With all images omitted, write out the records word for word.

╔══

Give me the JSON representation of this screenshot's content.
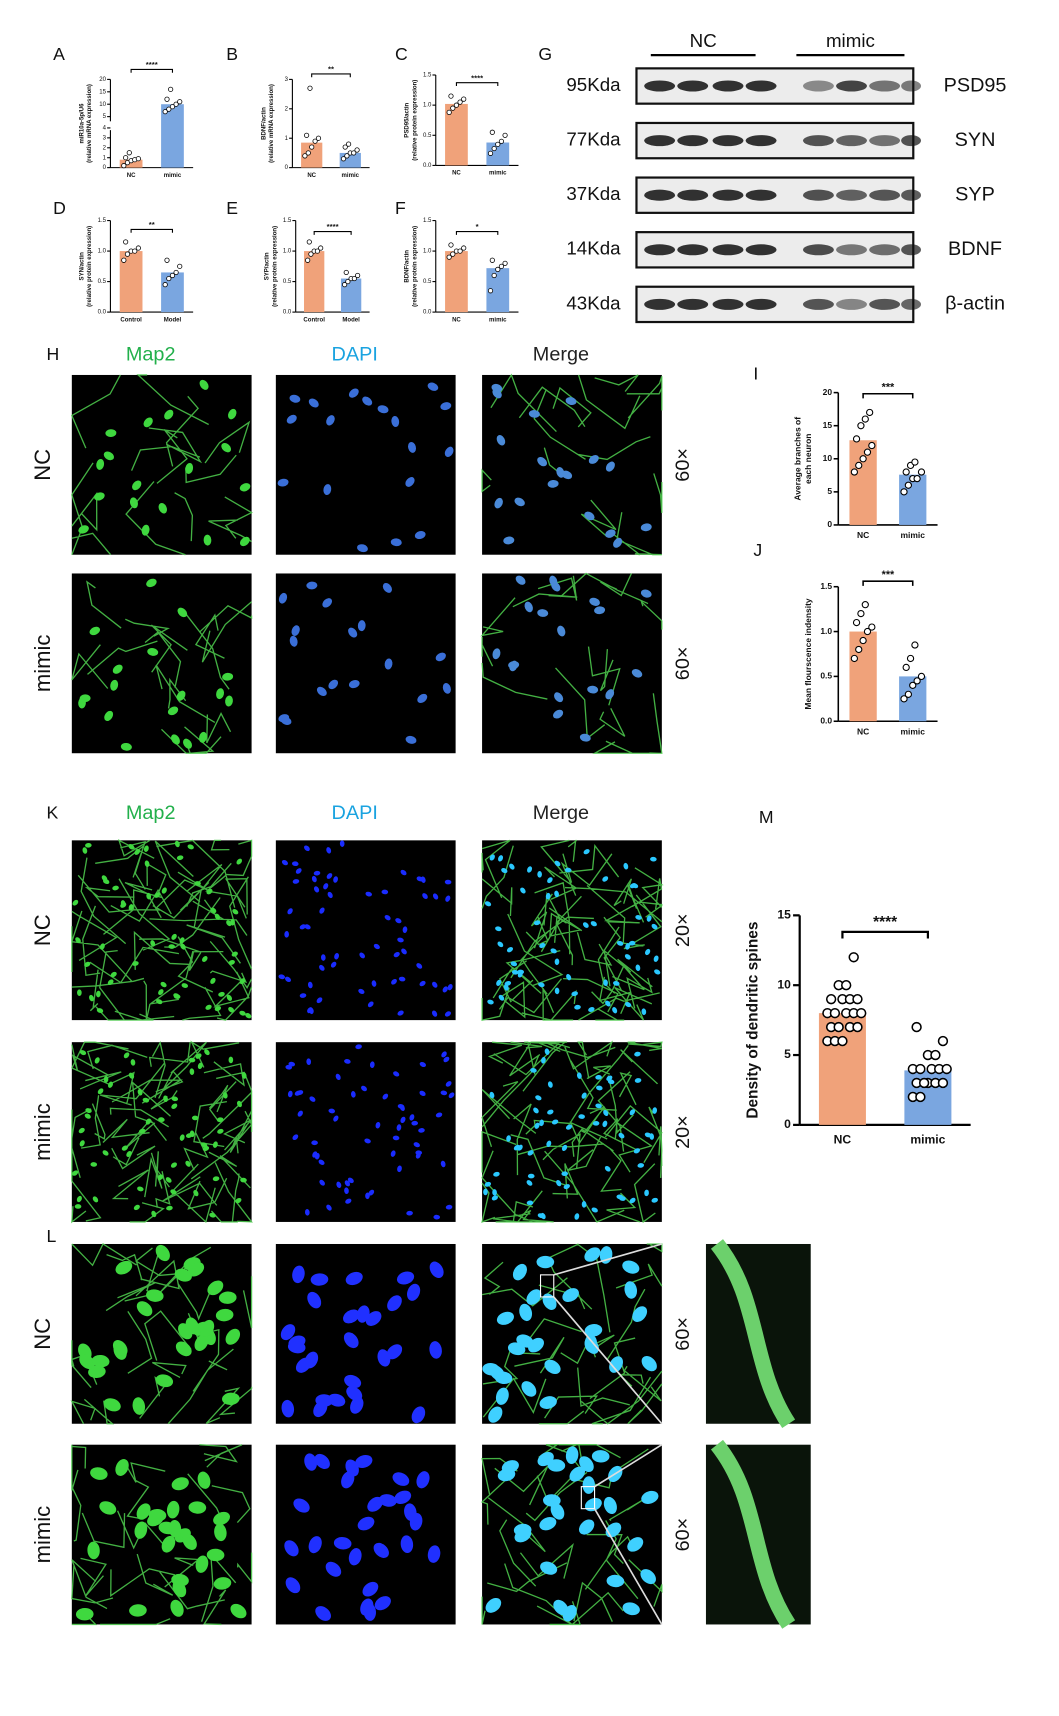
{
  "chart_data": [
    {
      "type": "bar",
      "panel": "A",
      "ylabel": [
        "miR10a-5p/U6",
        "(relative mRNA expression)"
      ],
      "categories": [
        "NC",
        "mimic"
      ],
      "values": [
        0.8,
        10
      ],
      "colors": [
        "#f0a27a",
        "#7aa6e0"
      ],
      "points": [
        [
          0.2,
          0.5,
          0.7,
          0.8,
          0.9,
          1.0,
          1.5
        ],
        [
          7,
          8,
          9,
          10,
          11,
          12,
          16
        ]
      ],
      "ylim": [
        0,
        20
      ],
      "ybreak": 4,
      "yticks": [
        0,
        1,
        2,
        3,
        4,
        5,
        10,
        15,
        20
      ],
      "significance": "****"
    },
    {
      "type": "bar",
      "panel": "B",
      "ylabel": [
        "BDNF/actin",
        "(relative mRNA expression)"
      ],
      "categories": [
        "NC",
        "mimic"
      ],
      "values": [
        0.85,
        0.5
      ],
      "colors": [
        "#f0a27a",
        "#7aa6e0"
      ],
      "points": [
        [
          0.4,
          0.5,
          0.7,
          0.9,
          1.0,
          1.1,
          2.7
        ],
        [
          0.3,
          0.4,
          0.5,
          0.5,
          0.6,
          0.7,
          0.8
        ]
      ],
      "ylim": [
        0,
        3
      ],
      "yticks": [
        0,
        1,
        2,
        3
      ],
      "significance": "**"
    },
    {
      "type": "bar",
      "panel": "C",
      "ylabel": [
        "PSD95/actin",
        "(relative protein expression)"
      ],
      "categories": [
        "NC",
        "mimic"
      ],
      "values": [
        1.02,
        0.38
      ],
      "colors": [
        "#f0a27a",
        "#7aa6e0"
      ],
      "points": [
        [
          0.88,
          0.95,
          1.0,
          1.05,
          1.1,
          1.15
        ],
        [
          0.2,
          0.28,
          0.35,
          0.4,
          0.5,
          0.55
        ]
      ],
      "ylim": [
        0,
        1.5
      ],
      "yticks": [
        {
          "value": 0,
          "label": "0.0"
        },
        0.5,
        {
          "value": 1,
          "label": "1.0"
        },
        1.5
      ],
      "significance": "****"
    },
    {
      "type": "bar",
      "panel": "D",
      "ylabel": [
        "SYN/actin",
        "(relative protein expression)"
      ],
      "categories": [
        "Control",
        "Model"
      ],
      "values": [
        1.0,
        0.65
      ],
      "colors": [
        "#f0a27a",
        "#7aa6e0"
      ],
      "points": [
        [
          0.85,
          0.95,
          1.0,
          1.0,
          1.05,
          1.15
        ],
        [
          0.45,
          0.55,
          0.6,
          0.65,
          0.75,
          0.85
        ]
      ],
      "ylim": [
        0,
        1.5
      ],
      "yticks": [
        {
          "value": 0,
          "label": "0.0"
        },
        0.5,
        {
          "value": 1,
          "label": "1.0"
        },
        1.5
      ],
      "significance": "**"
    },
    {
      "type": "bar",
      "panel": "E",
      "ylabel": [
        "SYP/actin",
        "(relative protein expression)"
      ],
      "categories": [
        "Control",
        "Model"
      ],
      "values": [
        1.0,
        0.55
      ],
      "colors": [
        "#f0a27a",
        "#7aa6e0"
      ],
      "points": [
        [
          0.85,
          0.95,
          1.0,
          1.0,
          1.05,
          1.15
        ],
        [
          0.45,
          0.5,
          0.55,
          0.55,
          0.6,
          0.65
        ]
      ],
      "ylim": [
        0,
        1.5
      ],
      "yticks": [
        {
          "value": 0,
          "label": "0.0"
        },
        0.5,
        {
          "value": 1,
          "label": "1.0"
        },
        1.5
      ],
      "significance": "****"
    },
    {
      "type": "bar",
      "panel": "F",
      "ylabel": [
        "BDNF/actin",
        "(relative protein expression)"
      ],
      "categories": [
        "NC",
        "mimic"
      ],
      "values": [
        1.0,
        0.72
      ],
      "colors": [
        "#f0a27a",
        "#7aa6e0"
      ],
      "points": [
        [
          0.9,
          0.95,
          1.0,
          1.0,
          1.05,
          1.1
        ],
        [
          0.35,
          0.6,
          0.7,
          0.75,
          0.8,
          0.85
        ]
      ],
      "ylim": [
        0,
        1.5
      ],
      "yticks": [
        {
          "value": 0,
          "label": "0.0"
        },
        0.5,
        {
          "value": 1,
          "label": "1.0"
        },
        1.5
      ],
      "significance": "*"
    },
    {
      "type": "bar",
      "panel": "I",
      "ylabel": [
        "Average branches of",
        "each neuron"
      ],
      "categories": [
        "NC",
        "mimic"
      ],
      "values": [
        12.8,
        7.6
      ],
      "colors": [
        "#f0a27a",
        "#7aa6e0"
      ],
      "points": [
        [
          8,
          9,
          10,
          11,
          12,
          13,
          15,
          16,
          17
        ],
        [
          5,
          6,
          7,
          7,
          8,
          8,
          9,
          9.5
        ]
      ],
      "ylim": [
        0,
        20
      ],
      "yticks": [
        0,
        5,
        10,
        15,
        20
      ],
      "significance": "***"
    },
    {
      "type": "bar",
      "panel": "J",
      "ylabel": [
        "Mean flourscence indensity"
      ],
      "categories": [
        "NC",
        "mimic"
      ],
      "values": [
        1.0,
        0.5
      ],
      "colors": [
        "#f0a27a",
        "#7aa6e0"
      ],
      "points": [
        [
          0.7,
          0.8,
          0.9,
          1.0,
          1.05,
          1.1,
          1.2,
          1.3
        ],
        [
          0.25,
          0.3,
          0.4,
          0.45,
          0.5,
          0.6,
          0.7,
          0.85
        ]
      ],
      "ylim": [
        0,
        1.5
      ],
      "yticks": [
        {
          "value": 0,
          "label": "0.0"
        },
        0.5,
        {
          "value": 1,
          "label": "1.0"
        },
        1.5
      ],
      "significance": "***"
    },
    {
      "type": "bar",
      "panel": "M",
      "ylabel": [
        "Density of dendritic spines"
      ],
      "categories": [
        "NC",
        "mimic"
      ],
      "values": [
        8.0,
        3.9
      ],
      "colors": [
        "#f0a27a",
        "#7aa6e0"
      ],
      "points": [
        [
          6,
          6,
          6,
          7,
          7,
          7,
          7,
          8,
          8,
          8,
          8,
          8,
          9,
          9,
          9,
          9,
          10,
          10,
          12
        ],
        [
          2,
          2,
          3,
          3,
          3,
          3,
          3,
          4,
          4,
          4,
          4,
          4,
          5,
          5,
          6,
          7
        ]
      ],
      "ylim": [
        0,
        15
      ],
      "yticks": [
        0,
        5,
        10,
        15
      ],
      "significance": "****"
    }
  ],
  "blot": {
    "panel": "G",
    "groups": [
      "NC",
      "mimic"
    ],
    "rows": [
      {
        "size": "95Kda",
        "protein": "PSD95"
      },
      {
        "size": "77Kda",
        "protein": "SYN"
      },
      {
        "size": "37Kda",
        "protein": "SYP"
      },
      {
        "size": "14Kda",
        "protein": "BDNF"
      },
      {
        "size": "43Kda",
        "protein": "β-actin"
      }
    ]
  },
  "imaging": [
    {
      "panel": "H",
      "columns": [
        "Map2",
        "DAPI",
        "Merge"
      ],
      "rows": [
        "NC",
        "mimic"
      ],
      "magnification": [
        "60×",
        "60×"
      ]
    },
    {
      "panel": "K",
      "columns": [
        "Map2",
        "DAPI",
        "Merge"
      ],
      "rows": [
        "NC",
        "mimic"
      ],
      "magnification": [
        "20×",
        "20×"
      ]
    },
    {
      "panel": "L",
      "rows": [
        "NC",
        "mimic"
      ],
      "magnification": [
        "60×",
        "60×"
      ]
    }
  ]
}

╚══

■ **WRITTEN RESPONSE**:
Give me the JSON representation of this screenshot's content.
{
  "chart_data": [
    {
      "type": "bar",
      "panel": "A",
      "ylabel": [
        "miR10a-5p/U6",
        "(relative mRNA expression)"
      ],
      "categories": [
        "NC",
        "mimic"
      ],
      "values": [
        0.8,
        10
      ],
      "colors": [
        "#f0a27a",
        "#7aa6e0"
      ],
      "points": [
        [
          0.2,
          0.5,
          0.7,
          0.8,
          0.9,
          1.0,
          1.5
        ],
        [
          7,
          8,
          9,
          10,
          11,
          12,
          16
        ]
      ],
      "ylim": [
        0,
        20
      ],
      "ybreak": 4,
      "yticks": [
        0,
        1,
        2,
        3,
        4,
        5,
        10,
        15,
        20
      ],
      "significance": "****"
    },
    {
      "type": "bar",
      "panel": "B",
      "ylabel": [
        "BDNF/actin",
        "(relative mRNA expression)"
      ],
      "categories": [
        "NC",
        "mimic"
      ],
      "values": [
        0.85,
        0.5
      ],
      "colors": [
        "#f0a27a",
        "#7aa6e0"
      ],
      "points": [
        [
          0.4,
          0.5,
          0.7,
          0.9,
          1.0,
          1.1,
          2.7
        ],
        [
          0.3,
          0.4,
          0.5,
          0.5,
          0.6,
          0.7,
          0.8
        ]
      ],
      "ylim": [
        0,
        3
      ],
      "yticks": [
        0,
        1,
        2,
        3
      ],
      "significance": "**"
    },
    {
      "type": "bar",
      "panel": "C",
      "ylabel": [
        "PSD95/actin",
        "(relative protein expression)"
      ],
      "categories": [
        "NC",
        "mimic"
      ],
      "values": [
        1.02,
        0.38
      ],
      "colors": [
        "#f0a27a",
        "#7aa6e0"
      ],
      "points": [
        [
          0.88,
          0.95,
          1.0,
          1.05,
          1.1,
          1.15
        ],
        [
          0.2,
          0.28,
          0.35,
          0.4,
          0.5,
          0.55
        ]
      ],
      "ylim": [
        0,
        1.5
      ],
      "yticks": [
        {
          "value": 0,
          "label": "0.0"
        },
        0.5,
        {
          "value": 1,
          "label": "1.0"
        },
        1.5
      ],
      "significance": "****"
    },
    {
      "type": "bar",
      "panel": "D",
      "ylabel": [
        "SYN/actin",
        "(relative protein expression)"
      ],
      "categories": [
        "Control",
        "Model"
      ],
      "values": [
        1.0,
        0.65
      ],
      "colors": [
        "#f0a27a",
        "#7aa6e0"
      ],
      "points": [
        [
          0.85,
          0.95,
          1.0,
          1.0,
          1.05,
          1.15
        ],
        [
          0.45,
          0.55,
          0.6,
          0.65,
          0.75,
          0.85
        ]
      ],
      "ylim": [
        0,
        1.5
      ],
      "yticks": [
        {
          "value": 0,
          "label": "0.0"
        },
        0.5,
        {
          "value": 1,
          "label": "1.0"
        },
        1.5
      ],
      "significance": "**"
    },
    {
      "type": "bar",
      "panel": "E",
      "ylabel": [
        "SYP/actin",
        "(relative protein expression)"
      ],
      "categories": [
        "Control",
        "Model"
      ],
      "values": [
        1.0,
        0.55
      ],
      "colors": [
        "#f0a27a",
        "#7aa6e0"
      ],
      "points": [
        [
          0.85,
          0.95,
          1.0,
          1.0,
          1.05,
          1.15
        ],
        [
          0.45,
          0.5,
          0.55,
          0.55,
          0.6,
          0.65
        ]
      ],
      "ylim": [
        0,
        1.5
      ],
      "yticks": [
        {
          "value": 0,
          "label": "0.0"
        },
        0.5,
        {
          "value": 1,
          "label": "1.0"
        },
        1.5
      ],
      "significance": "****"
    },
    {
      "type": "bar",
      "panel": "F",
      "ylabel": [
        "BDNF/actin",
        "(relative protein expression)"
      ],
      "categories": [
        "NC",
        "mimic"
      ],
      "values": [
        1.0,
        0.72
      ],
      "colors": [
        "#f0a27a",
        "#7aa6e0"
      ],
      "points": [
        [
          0.9,
          0.95,
          1.0,
          1.0,
          1.05,
          1.1
        ],
        [
          0.35,
          0.6,
          0.7,
          0.75,
          0.8,
          0.85
        ]
      ],
      "ylim": [
        0,
        1.5
      ],
      "yticks": [
        {
          "value": 0,
          "label": "0.0"
        },
        0.5,
        {
          "value": 1,
          "label": "1.0"
        },
        1.5
      ],
      "significance": "*"
    },
    {
      "type": "bar",
      "panel": "I",
      "ylabel": [
        "Average branches of",
        "each neuron"
      ],
      "categories": [
        "NC",
        "mimic"
      ],
      "values": [
        12.8,
        7.6
      ],
      "colors": [
        "#f0a27a",
        "#7aa6e0"
      ],
      "points": [
        [
          8,
          9,
          10,
          11,
          12,
          13,
          15,
          16,
          17
        ],
        [
          5,
          6,
          7,
          7,
          8,
          8,
          9,
          9.5
        ]
      ],
      "ylim": [
        0,
        20
      ],
      "yticks": [
        0,
        5,
        10,
        15,
        20
      ],
      "significance": "***"
    },
    {
      "type": "bar",
      "panel": "J",
      "ylabel": [
        "Mean flourscence indensity"
      ],
      "categories": [
        "NC",
        "mimic"
      ],
      "values": [
        1.0,
        0.5
      ],
      "colors": [
        "#f0a27a",
        "#7aa6e0"
      ],
      "points": [
        [
          0.7,
          0.8,
          0.9,
          1.0,
          1.05,
          1.1,
          1.2,
          1.3
        ],
        [
          0.25,
          0.3,
          0.4,
          0.45,
          0.5,
          0.6,
          0.7,
          0.85
        ]
      ],
      "ylim": [
        0,
        1.5
      ],
      "yticks": [
        {
          "value": 0,
          "label": "0.0"
        },
        0.5,
        {
          "value": 1,
          "label": "1.0"
        },
        1.5
      ],
      "significance": "***"
    },
    {
      "type": "bar",
      "panel": "M",
      "ylabel": [
        "Density of dendritic spines"
      ],
      "categories": [
        "NC",
        "mimic"
      ],
      "values": [
        8.0,
        3.9
      ],
      "colors": [
        "#f0a27a",
        "#7aa6e0"
      ],
      "points": [
        [
          6,
          6,
          6,
          7,
          7,
          7,
          7,
          8,
          8,
          8,
          8,
          8,
          9,
          9,
          9,
          9,
          10,
          10,
          12
        ],
        [
          2,
          2,
          3,
          3,
          3,
          3,
          3,
          4,
          4,
          4,
          4,
          4,
          5,
          5,
          6,
          7
        ]
      ],
      "ylim": [
        0,
        15
      ],
      "yticks": [
        0,
        5,
        10,
        15
      ],
      "significance": "****"
    }
  ],
  "blot": {
    "panel": "G",
    "groups": [
      "NC",
      "mimic"
    ],
    "rows": [
      {
        "size": "95Kda",
        "protein": "PSD95"
      },
      {
        "size": "77Kda",
        "protein": "SYN"
      },
      {
        "size": "37Kda",
        "protein": "SYP"
      },
      {
        "size": "14Kda",
        "protein": "BDNF"
      },
      {
        "size": "43Kda",
        "protein": "β-actin"
      }
    ]
  },
  "imaging": [
    {
      "panel": "H",
      "columns": [
        "Map2",
        "DAPI",
        "Merge"
      ],
      "rows": [
        "NC",
        "mimic"
      ],
      "magnification": [
        "60×",
        "60×"
      ]
    },
    {
      "panel": "K",
      "columns": [
        "Map2",
        "DAPI",
        "Merge"
      ],
      "rows": [
        "NC",
        "mimic"
      ],
      "magnification": [
        "20×",
        "20×"
      ]
    },
    {
      "panel": "L",
      "rows": [
        "NC",
        "mimic"
      ],
      "magnification": [
        "60×",
        "60×"
      ]
    }
  ]
}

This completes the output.